+++ Supplied information

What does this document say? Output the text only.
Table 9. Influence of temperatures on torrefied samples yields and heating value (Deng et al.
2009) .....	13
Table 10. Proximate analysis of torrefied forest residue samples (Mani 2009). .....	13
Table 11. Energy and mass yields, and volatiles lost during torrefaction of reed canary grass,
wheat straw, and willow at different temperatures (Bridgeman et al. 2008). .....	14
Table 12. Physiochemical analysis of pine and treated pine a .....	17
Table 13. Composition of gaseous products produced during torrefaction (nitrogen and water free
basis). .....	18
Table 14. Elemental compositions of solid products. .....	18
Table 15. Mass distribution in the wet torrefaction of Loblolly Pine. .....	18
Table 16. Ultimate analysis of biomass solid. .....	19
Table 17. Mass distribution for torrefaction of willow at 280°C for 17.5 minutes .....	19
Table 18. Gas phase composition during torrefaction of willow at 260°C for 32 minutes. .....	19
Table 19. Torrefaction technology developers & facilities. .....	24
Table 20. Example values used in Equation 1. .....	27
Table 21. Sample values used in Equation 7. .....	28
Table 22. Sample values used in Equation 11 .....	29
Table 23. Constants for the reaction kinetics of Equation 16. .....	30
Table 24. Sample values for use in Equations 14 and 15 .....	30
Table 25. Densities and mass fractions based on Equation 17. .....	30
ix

++++++

▸ Prompt:
Take the listing above and set it down exactly.

▸ Result below:
What does this document say? Output the text only.
Table 9. Influence of temperatures on torrefied samples yields and heating value (Deng et al.
2009) .....	13
Table 10. Proximate analysis of torrefied forest residue samples (Mani 2009). .....	13
Table 11. Energy and mass yields, and volatiles lost during torrefaction of reed canary grass,
wheat straw, and willow at different temperatures (Bridgeman et al. 2008). .....	14
Table 12. Physiochemical analysis of pine and treated pine a .....	17
Table 13. Composition of gaseous products produced during torrefaction (nitrogen and water free
basis). .....	18
Table 14. Elemental compositions of solid products. .....	18
Table 15. Mass distribution in the wet torrefaction of Loblolly Pine. .....	18
Table 16. Ultimate analysis of biomass solid. .....	19
Table 17. Mass distribution for torrefaction of willow at 280°C for 17.5 minutes .....	19
Table 18. Gas phase composition during torrefaction of willow at 260°C for 32 minutes. .....	19
Table 19. Torrefaction technology developers & facilities. .....	24
Table 20. Example values used in Equation 1. .....	27
Table 21. Sample values used in Equation 7. .....	28
Table 22. Sample values used in Equation 11 .....	29
Table 23. Constants for the reaction kinetics of Equation 16. .....	30
Table 24. Sample values for use in Equations 14 and 15 .....	30
Table 25. Densities and mass fractions based on Equation 17. .....	30
ix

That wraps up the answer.